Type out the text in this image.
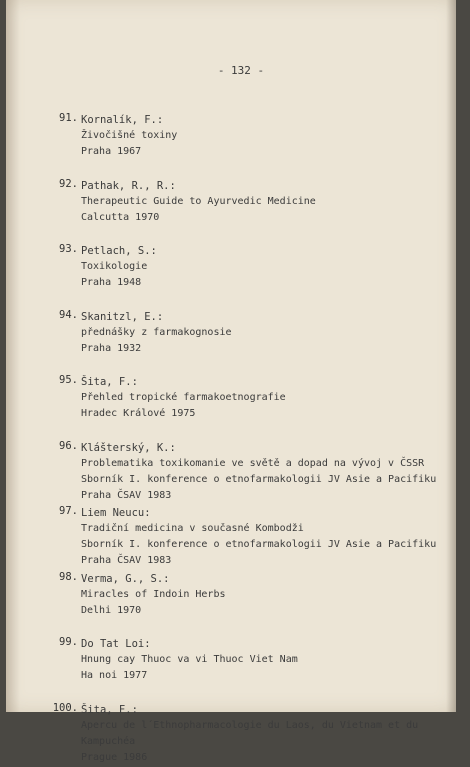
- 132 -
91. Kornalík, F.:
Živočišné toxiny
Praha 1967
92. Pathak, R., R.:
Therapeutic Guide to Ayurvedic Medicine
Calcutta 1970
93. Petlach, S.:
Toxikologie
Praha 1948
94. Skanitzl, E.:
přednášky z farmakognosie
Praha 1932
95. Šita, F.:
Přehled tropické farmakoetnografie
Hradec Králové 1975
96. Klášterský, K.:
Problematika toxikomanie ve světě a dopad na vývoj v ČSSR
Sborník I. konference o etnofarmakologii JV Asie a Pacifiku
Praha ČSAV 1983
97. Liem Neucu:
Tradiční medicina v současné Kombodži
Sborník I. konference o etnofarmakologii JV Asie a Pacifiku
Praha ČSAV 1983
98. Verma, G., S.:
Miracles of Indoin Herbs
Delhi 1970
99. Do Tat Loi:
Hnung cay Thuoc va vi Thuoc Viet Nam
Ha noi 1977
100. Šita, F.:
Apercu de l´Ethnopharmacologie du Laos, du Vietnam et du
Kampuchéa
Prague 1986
┄┄┄┄┄┄┄┄┄┄┄┄┄┄┄┄┄┄┄┄
The task: A picture-free version of all the records, repeated exactly, is what to return.

Solution:
Type out the text in this image.
- 132 -
91. Kornalík, F.:
Živočišné toxiny
Praha 1967
92. Pathak, R., R.:
Therapeutic Guide to Ayurvedic Medicine
Calcutta 1970
93. Petlach, S.:
Toxikologie
Praha 1948
94. Skanitzl, E.:
přednášky z farmakognosie
Praha 1932
95. Šita, F.:
Přehled tropické farmakoetnografie
Hradec Králové 1975
96. Klášterský, K.:
Problematika toxikomanie ve světě a dopad na vývoj v ČSSR
Sborník I. konference o etnofarmakologii JV Asie a Pacifiku
Praha ČSAV 1983
97. Liem Neucu:
Tradiční medicina v současné Kombodži
Sborník I. konference o etnofarmakologii JV Asie a Pacifiku
Praha ČSAV 1983
98. Verma, G., S.:
Miracles of Indoin Herbs
Delhi 1970
99. Do Tat Loi:
Hnung cay Thuoc va vi Thuoc Viet Nam
Ha noi 1977
100. Šita, F.:
Apercu de l´Ethnopharmacologie du Laos, du Vietnam et du
Kampuchéa
Prague 1986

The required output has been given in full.